[Aim]
State the number of lines in the material below that have "Section" in them, without any other text.

Dataset rows
----------

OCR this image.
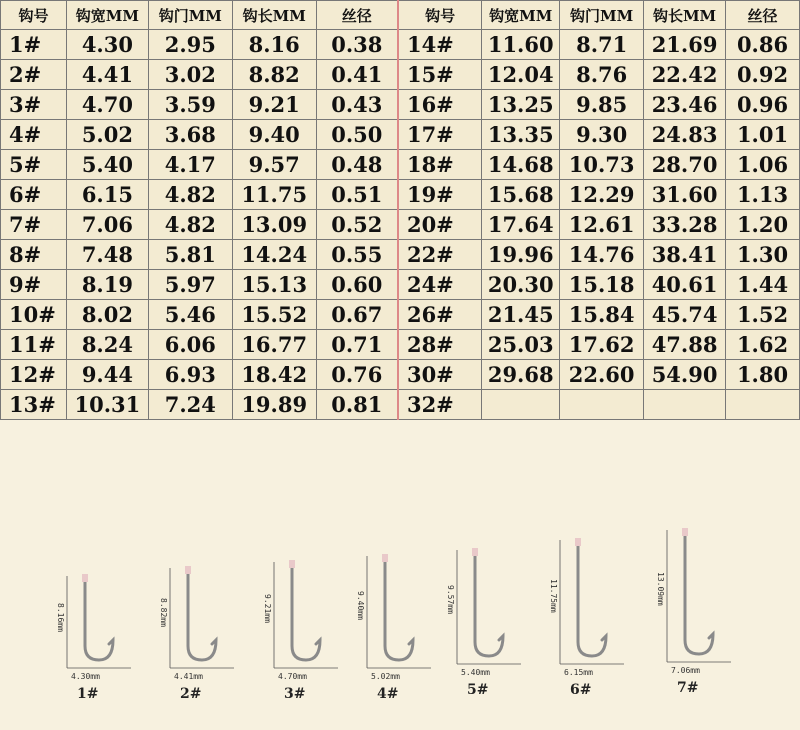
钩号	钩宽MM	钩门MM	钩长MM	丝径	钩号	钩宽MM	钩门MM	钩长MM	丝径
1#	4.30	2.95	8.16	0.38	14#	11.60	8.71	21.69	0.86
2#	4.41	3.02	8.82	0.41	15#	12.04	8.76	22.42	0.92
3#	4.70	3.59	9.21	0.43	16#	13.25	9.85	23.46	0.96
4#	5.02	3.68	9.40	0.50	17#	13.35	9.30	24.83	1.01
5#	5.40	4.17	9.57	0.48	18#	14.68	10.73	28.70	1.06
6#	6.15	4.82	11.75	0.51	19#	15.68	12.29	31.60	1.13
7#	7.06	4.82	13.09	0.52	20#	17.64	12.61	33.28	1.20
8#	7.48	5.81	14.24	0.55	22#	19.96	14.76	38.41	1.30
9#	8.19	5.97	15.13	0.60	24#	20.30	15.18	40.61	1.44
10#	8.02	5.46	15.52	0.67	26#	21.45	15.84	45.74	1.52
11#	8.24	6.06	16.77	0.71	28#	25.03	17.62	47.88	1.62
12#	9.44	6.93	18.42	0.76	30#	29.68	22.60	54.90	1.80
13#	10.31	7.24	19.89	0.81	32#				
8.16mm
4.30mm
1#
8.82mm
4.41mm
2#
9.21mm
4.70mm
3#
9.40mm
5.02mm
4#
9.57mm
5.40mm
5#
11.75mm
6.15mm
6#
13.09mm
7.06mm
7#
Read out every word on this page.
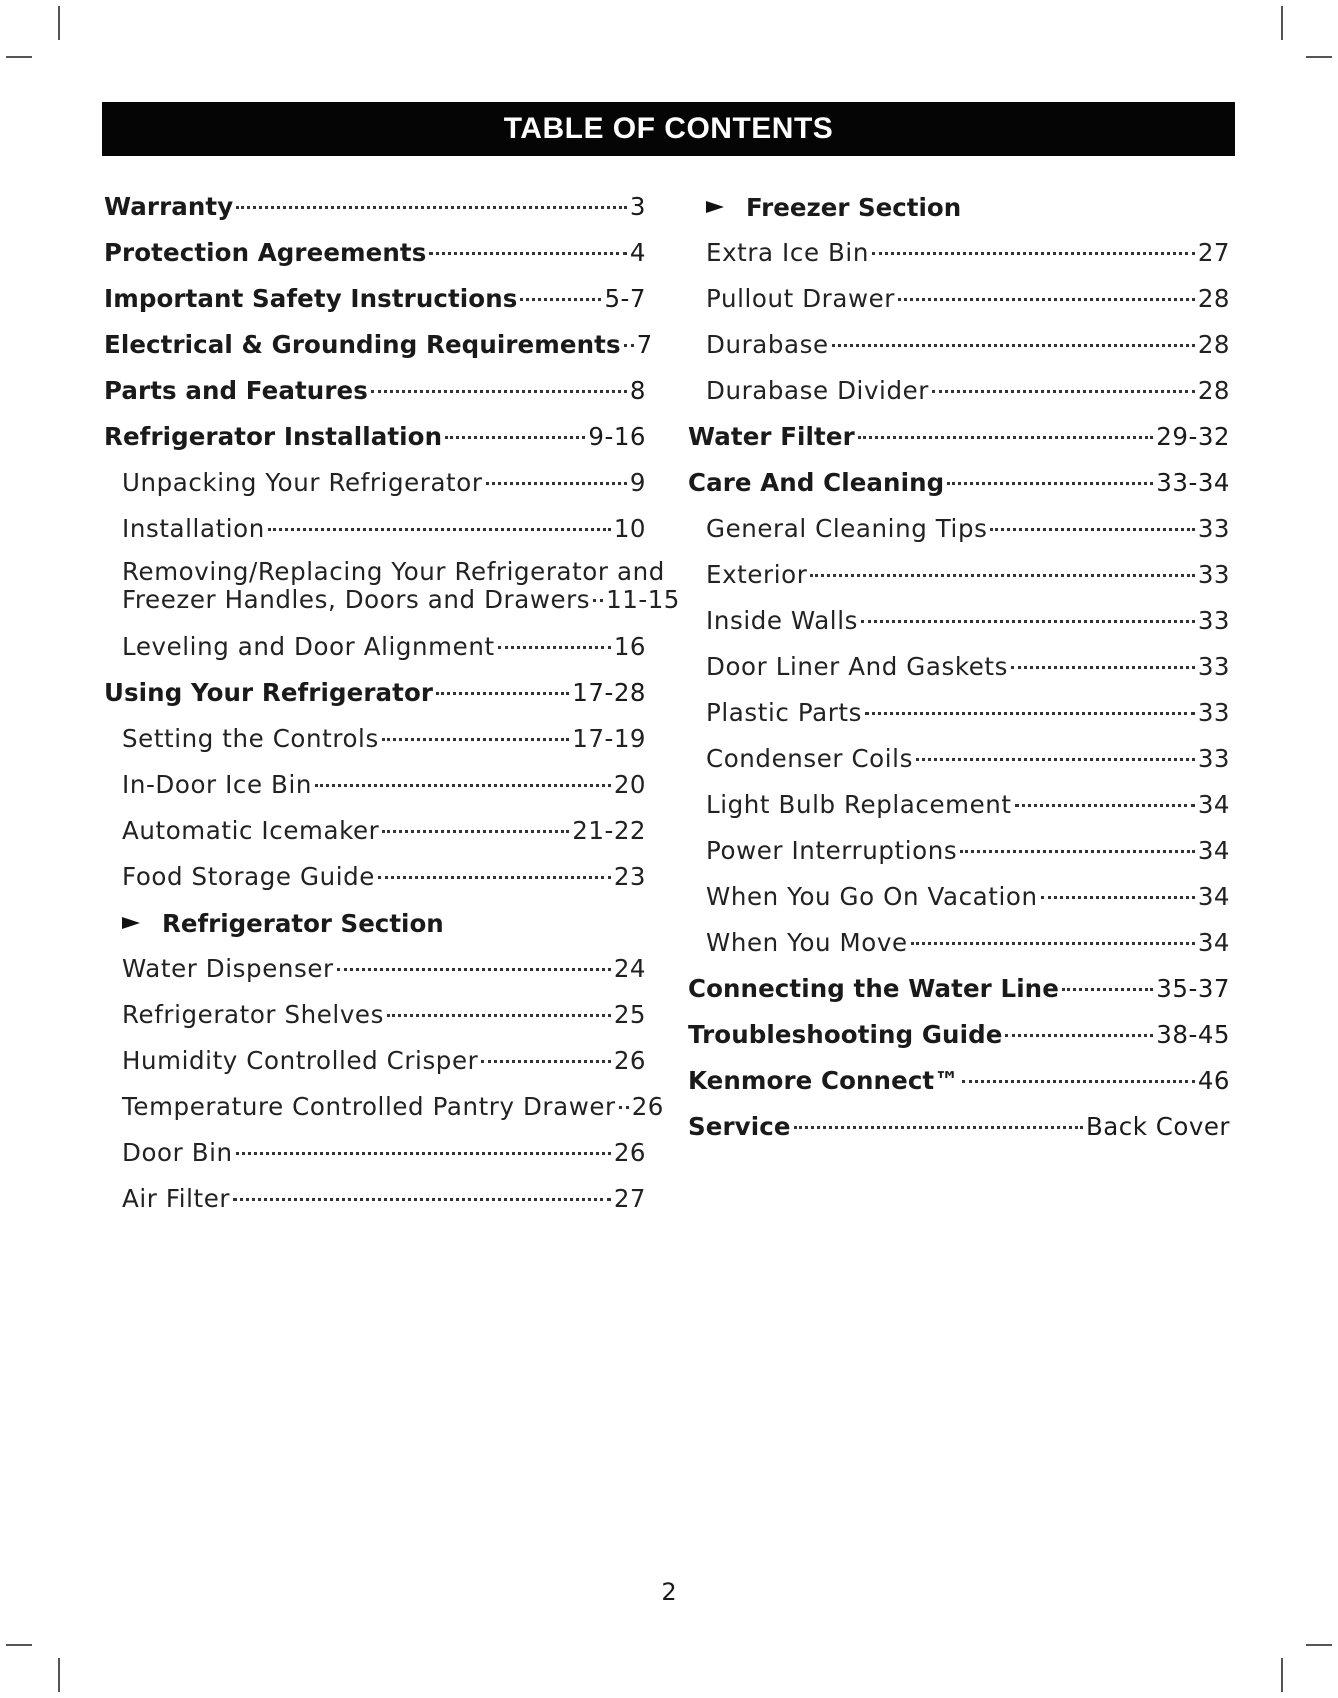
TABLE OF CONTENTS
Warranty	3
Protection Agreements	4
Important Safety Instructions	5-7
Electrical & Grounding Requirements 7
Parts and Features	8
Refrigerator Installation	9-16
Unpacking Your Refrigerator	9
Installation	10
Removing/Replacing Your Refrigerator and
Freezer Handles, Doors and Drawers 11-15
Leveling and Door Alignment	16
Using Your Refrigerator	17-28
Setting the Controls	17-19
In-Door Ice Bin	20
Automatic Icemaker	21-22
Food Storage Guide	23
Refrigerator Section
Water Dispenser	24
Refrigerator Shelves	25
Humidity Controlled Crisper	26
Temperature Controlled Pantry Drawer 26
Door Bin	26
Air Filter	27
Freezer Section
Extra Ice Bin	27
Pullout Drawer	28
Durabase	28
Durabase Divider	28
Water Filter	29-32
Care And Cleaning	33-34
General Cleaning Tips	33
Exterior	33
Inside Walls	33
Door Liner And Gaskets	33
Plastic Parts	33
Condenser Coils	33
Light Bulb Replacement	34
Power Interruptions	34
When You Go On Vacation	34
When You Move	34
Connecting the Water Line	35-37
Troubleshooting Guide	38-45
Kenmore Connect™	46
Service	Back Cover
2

----------

[Finished answer]
2